**JOB**
Leave out the pictures and repeat the rest of the material exactly.

**GIVEN ENTRIES**
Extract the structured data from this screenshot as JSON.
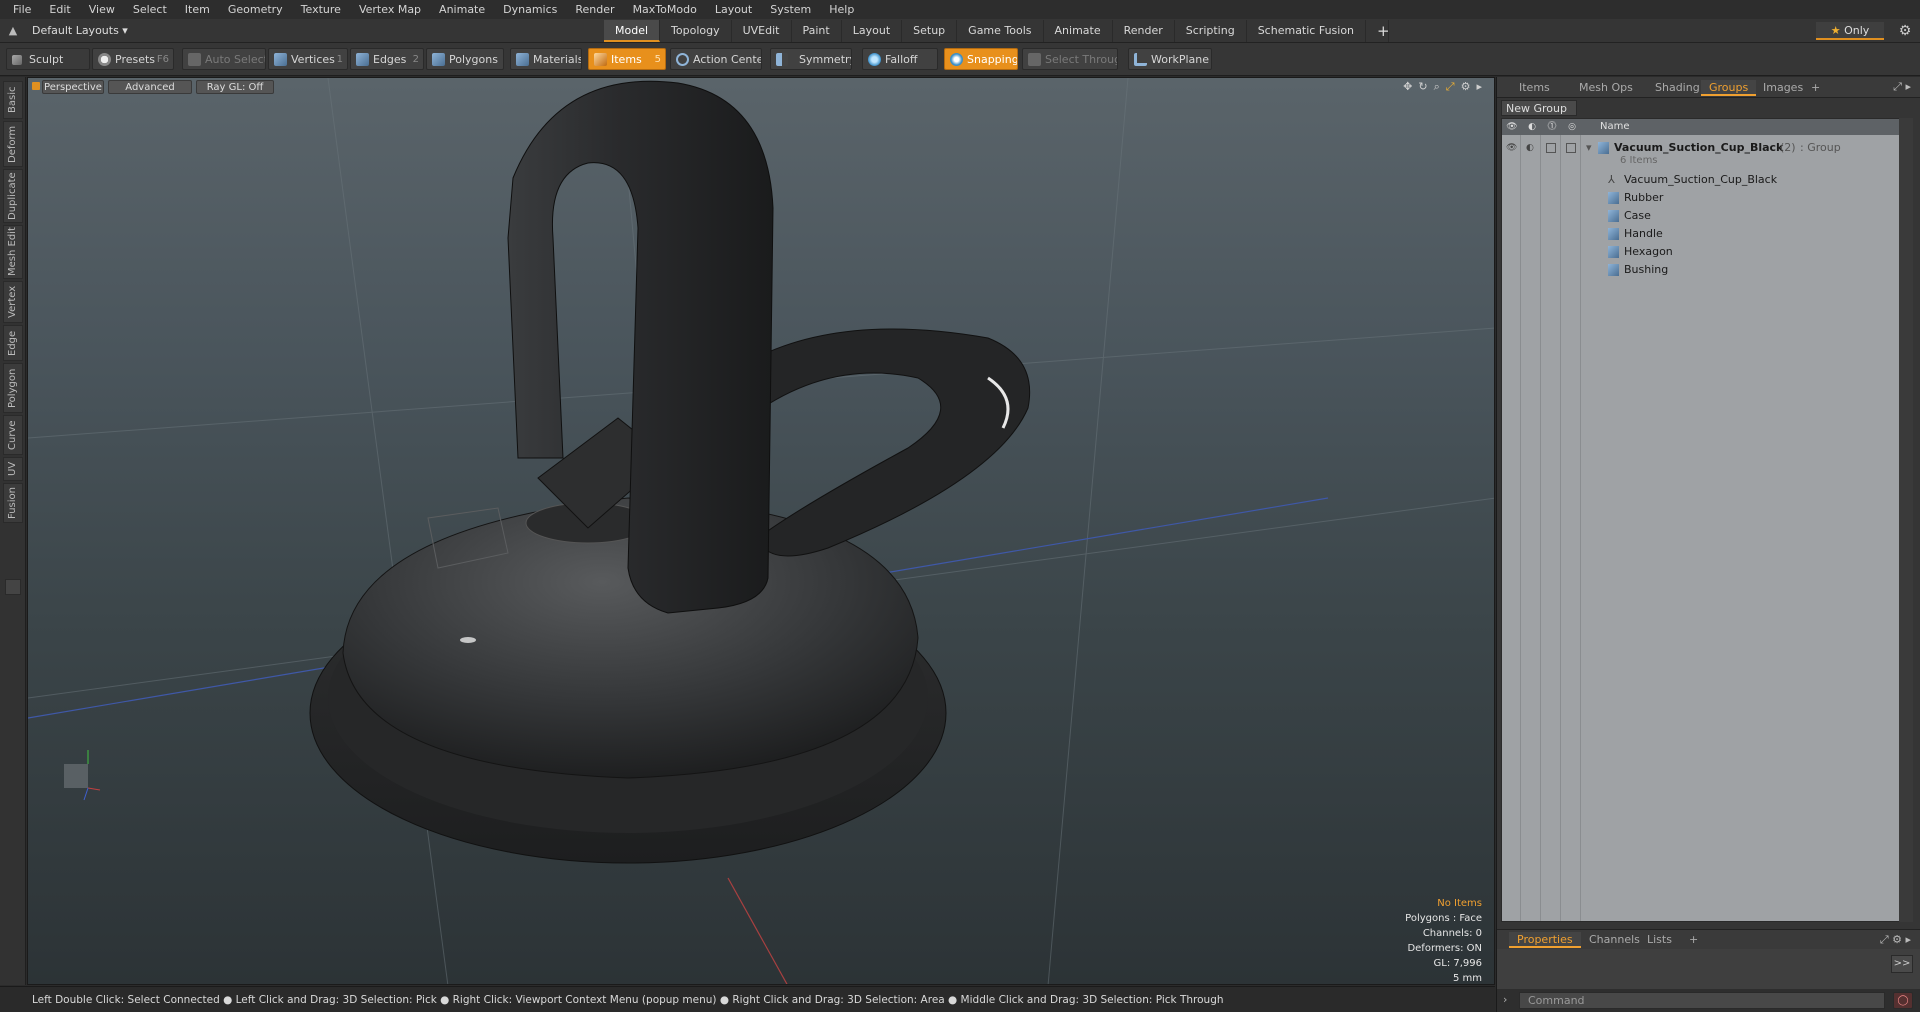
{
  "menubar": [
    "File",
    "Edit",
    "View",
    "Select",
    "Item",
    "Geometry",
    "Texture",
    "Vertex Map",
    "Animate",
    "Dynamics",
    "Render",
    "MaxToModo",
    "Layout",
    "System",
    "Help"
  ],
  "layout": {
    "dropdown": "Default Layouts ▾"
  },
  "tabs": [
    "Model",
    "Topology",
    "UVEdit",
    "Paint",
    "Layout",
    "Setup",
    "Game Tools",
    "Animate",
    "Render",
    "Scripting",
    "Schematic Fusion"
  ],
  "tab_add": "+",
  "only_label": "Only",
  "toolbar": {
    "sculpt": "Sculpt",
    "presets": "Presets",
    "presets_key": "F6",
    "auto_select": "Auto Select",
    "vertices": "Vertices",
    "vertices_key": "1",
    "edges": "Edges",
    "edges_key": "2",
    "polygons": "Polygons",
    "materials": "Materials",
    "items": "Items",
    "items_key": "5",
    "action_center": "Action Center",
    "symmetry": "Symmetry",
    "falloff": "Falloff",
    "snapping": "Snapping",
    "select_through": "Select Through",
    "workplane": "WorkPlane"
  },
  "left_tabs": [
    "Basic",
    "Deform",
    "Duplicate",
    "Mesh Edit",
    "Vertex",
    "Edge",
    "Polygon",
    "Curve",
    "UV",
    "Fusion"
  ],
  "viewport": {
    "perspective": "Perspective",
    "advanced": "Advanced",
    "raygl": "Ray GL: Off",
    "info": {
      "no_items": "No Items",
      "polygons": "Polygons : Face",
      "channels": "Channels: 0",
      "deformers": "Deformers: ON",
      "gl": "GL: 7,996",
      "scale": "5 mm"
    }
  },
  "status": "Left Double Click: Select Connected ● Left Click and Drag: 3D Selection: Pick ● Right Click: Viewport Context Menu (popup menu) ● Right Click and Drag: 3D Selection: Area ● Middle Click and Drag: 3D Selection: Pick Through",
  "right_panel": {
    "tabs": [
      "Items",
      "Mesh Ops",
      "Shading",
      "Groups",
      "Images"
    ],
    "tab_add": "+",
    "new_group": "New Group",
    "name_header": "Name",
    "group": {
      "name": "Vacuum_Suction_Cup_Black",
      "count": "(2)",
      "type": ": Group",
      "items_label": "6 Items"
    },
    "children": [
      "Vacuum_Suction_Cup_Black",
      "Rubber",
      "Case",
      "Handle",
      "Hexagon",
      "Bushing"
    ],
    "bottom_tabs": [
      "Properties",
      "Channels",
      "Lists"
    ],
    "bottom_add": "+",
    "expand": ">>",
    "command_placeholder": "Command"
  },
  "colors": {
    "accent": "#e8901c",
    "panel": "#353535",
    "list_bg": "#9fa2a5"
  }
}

**OUTPUT**
Extract the structured data from this screenshot as JSON.
{
  "menubar": [
    "File",
    "Edit",
    "View",
    "Select",
    "Item",
    "Geometry",
    "Texture",
    "Vertex Map",
    "Animate",
    "Dynamics",
    "Render",
    "MaxToModo",
    "Layout",
    "System",
    "Help"
  ],
  "layout": {
    "dropdown": "Default Layouts ▾"
  },
  "tabs": [
    "Model",
    "Topology",
    "UVEdit",
    "Paint",
    "Layout",
    "Setup",
    "Game Tools",
    "Animate",
    "Render",
    "Scripting",
    "Schematic Fusion"
  ],
  "tab_add": "+",
  "only_label": "Only",
  "toolbar": {
    "sculpt": "Sculpt",
    "presets": "Presets",
    "presets_key": "F6",
    "auto_select": "Auto Select",
    "vertices": "Vertices",
    "vertices_key": "1",
    "edges": "Edges",
    "edges_key": "2",
    "polygons": "Polygons",
    "materials": "Materials",
    "items": "Items",
    "items_key": "5",
    "action_center": "Action Center",
    "symmetry": "Symmetry",
    "falloff": "Falloff",
    "snapping": "Snapping",
    "select_through": "Select Through",
    "workplane": "WorkPlane"
  },
  "left_tabs": [
    "Basic",
    "Deform",
    "Duplicate",
    "Mesh Edit",
    "Vertex",
    "Edge",
    "Polygon",
    "Curve",
    "UV",
    "Fusion"
  ],
  "viewport": {
    "perspective": "Perspective",
    "advanced": "Advanced",
    "raygl": "Ray GL: Off",
    "info": {
      "no_items": "No Items",
      "polygons": "Polygons : Face",
      "channels": "Channels: 0",
      "deformers": "Deformers: ON",
      "gl": "GL: 7,996",
      "scale": "5 mm"
    }
  },
  "status": "Left Double Click: Select Connected ● Left Click and Drag: 3D Selection: Pick ● Right Click: Viewport Context Menu (popup menu) ● Right Click and Drag: 3D Selection: Area ● Middle Click and Drag: 3D Selection: Pick Through",
  "right_panel": {
    "tabs": [
      "Items",
      "Mesh Ops",
      "Shading",
      "Groups",
      "Images"
    ],
    "tab_add": "+",
    "new_group": "New Group",
    "name_header": "Name",
    "group": {
      "name": "Vacuum_Suction_Cup_Black",
      "count": "(2)",
      "type": ": Group",
      "items_label": "6 Items"
    },
    "children": [
      "Vacuum_Suction_Cup_Black",
      "Rubber",
      "Case",
      "Handle",
      "Hexagon",
      "Bushing"
    ],
    "bottom_tabs": [
      "Properties",
      "Channels",
      "Lists"
    ],
    "bottom_add": "+",
    "expand": ">>",
    "command_placeholder": "Command"
  },
  "colors": {
    "accent": "#e8901c",
    "panel": "#353535",
    "list_bg": "#9fa2a5"
  }
}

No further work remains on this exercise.